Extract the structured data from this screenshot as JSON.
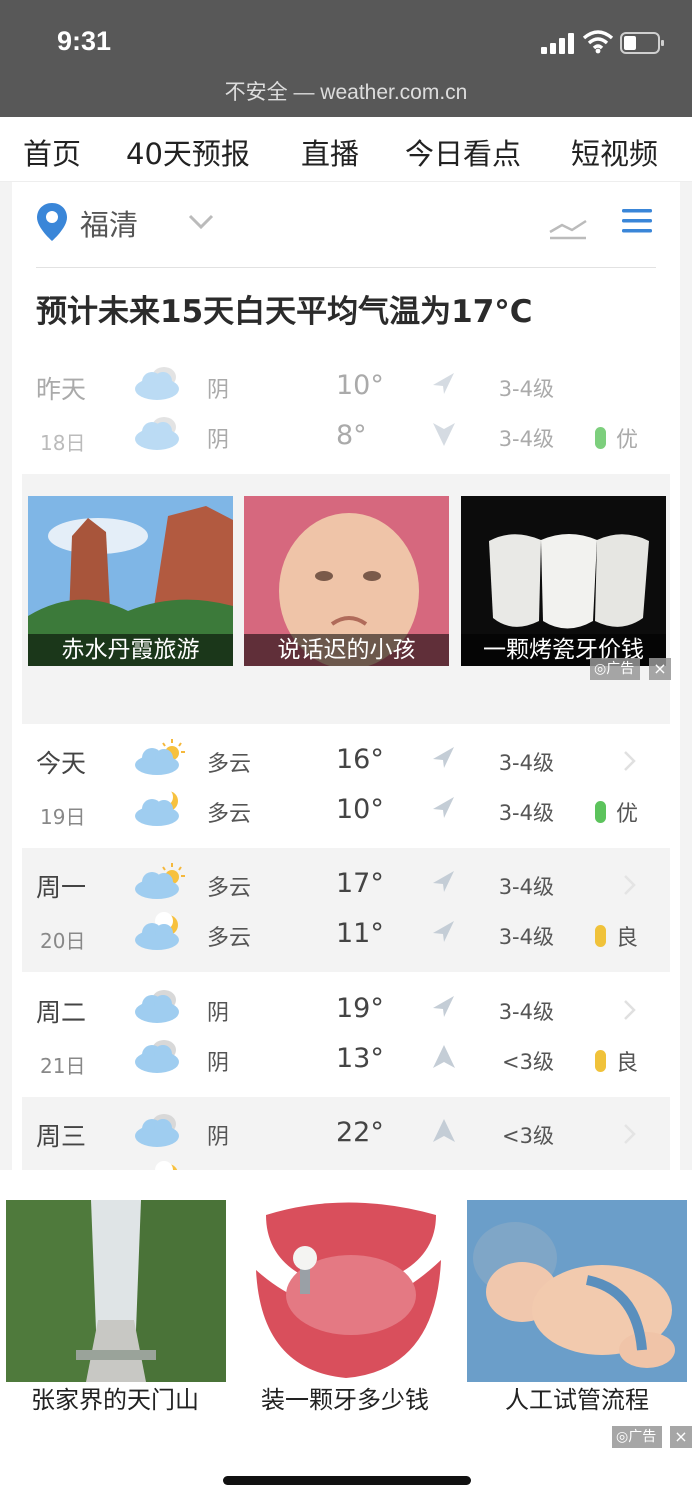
{
  "status_bar": {
    "time": "9:31",
    "url": "不安全 — weather.com.cn"
  },
  "nav": {
    "items": [
      {
        "label": "首页"
      },
      {
        "label": "40天预报"
      },
      {
        "label": "直播"
      },
      {
        "label": "今日看点"
      },
      {
        "label": "短视频"
      }
    ]
  },
  "location": {
    "city": "福清"
  },
  "headline": "预计未来15天白天平均气温为17°C",
  "colors": {
    "accent": "#3a86d8",
    "aqi_good": "#5cc35c",
    "aqi_fair": "#f0c23a",
    "shade": "#f3f3f3"
  },
  "icons": [
    "location-pin-icon",
    "chevron-down-icon",
    "trend-chart-icon",
    "menu-icon",
    "cloudy-icon",
    "partly-cloudy-icon",
    "partly-cloudy-night-icon",
    "wind-direction-icon",
    "chevron-right-icon"
  ],
  "forecast": [
    {
      "day": "昨天",
      "date": "18日",
      "day_cond": "阴",
      "night_cond": "阴",
      "high": "10°",
      "low": "8°",
      "wind_day": "3-4级",
      "wind_night": "3-4级",
      "aqi": "优",
      "aqi_color": "#5cc35c"
    },
    {
      "day": "今天",
      "date": "19日",
      "day_cond": "多云",
      "night_cond": "多云",
      "high": "16°",
      "low": "10°",
      "wind_day": "3-4级",
      "wind_night": "3-4级",
      "aqi": "优",
      "aqi_color": "#5cc35c"
    },
    {
      "day": "周一",
      "date": "20日",
      "day_cond": "多云",
      "night_cond": "多云",
      "high": "17°",
      "low": "11°",
      "wind_day": "3-4级",
      "wind_night": "3-4级",
      "aqi": "良",
      "aqi_color": "#f0c23a"
    },
    {
      "day": "周二",
      "date": "21日",
      "day_cond": "阴",
      "night_cond": "阴",
      "high": "19°",
      "low": "13°",
      "wind_day": "3-4级",
      "wind_night": "<3级",
      "aqi": "良",
      "aqi_color": "#f0c23a"
    },
    {
      "day": "周三",
      "day_cond": "阴",
      "high": "22°",
      "wind_day": "<3级"
    }
  ],
  "ads": {
    "label": "广告",
    "close": "×",
    "inline": [
      {
        "caption": "赤水丹霞旅游"
      },
      {
        "caption": "说话迟的小孩"
      },
      {
        "caption": "一颗烤瓷牙价钱"
      }
    ],
    "bottom": [
      {
        "caption": "张家界的天门山"
      },
      {
        "caption": "装一颗牙多少钱"
      },
      {
        "caption": "人工试管流程"
      }
    ]
  }
}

────────

» **Goal**: Repeat verbatim all the material, but not the pictures.

» **Complete answer**:
Extract the structured data from this screenshot as JSON.
{
  "status_bar": {
    "time": "9:31",
    "url": "不安全 — weather.com.cn"
  },
  "nav": {
    "items": [
      {
        "label": "首页"
      },
      {
        "label": "40天预报"
      },
      {
        "label": "直播"
      },
      {
        "label": "今日看点"
      },
      {
        "label": "短视频"
      }
    ]
  },
  "location": {
    "city": "福清"
  },
  "headline": "预计未来15天白天平均气温为17°C",
  "colors": {
    "accent": "#3a86d8",
    "aqi_good": "#5cc35c",
    "aqi_fair": "#f0c23a",
    "shade": "#f3f3f3"
  },
  "icons": [
    "location-pin-icon",
    "chevron-down-icon",
    "trend-chart-icon",
    "menu-icon",
    "cloudy-icon",
    "partly-cloudy-icon",
    "partly-cloudy-night-icon",
    "wind-direction-icon",
    "chevron-right-icon"
  ],
  "forecast": [
    {
      "day": "昨天",
      "date": "18日",
      "day_cond": "阴",
      "night_cond": "阴",
      "high": "10°",
      "low": "8°",
      "wind_day": "3-4级",
      "wind_night": "3-4级",
      "aqi": "优",
      "aqi_color": "#5cc35c"
    },
    {
      "day": "今天",
      "date": "19日",
      "day_cond": "多云",
      "night_cond": "多云",
      "high": "16°",
      "low": "10°",
      "wind_day": "3-4级",
      "wind_night": "3-4级",
      "aqi": "优",
      "aqi_color": "#5cc35c"
    },
    {
      "day": "周一",
      "date": "20日",
      "day_cond": "多云",
      "night_cond": "多云",
      "high": "17°",
      "low": "11°",
      "wind_day": "3-4级",
      "wind_night": "3-4级",
      "aqi": "良",
      "aqi_color": "#f0c23a"
    },
    {
      "day": "周二",
      "date": "21日",
      "day_cond": "阴",
      "night_cond": "阴",
      "high": "19°",
      "low": "13°",
      "wind_day": "3-4级",
      "wind_night": "<3级",
      "aqi": "良",
      "aqi_color": "#f0c23a"
    },
    {
      "day": "周三",
      "day_cond": "阴",
      "high": "22°",
      "wind_day": "<3级"
    }
  ],
  "ads": {
    "label": "广告",
    "close": "×",
    "inline": [
      {
        "caption": "赤水丹霞旅游"
      },
      {
        "caption": "说话迟的小孩"
      },
      {
        "caption": "一颗烤瓷牙价钱"
      }
    ],
    "bottom": [
      {
        "caption": "张家界的天门山"
      },
      {
        "caption": "装一颗牙多少钱"
      },
      {
        "caption": "人工试管流程"
      }
    ]
  }
}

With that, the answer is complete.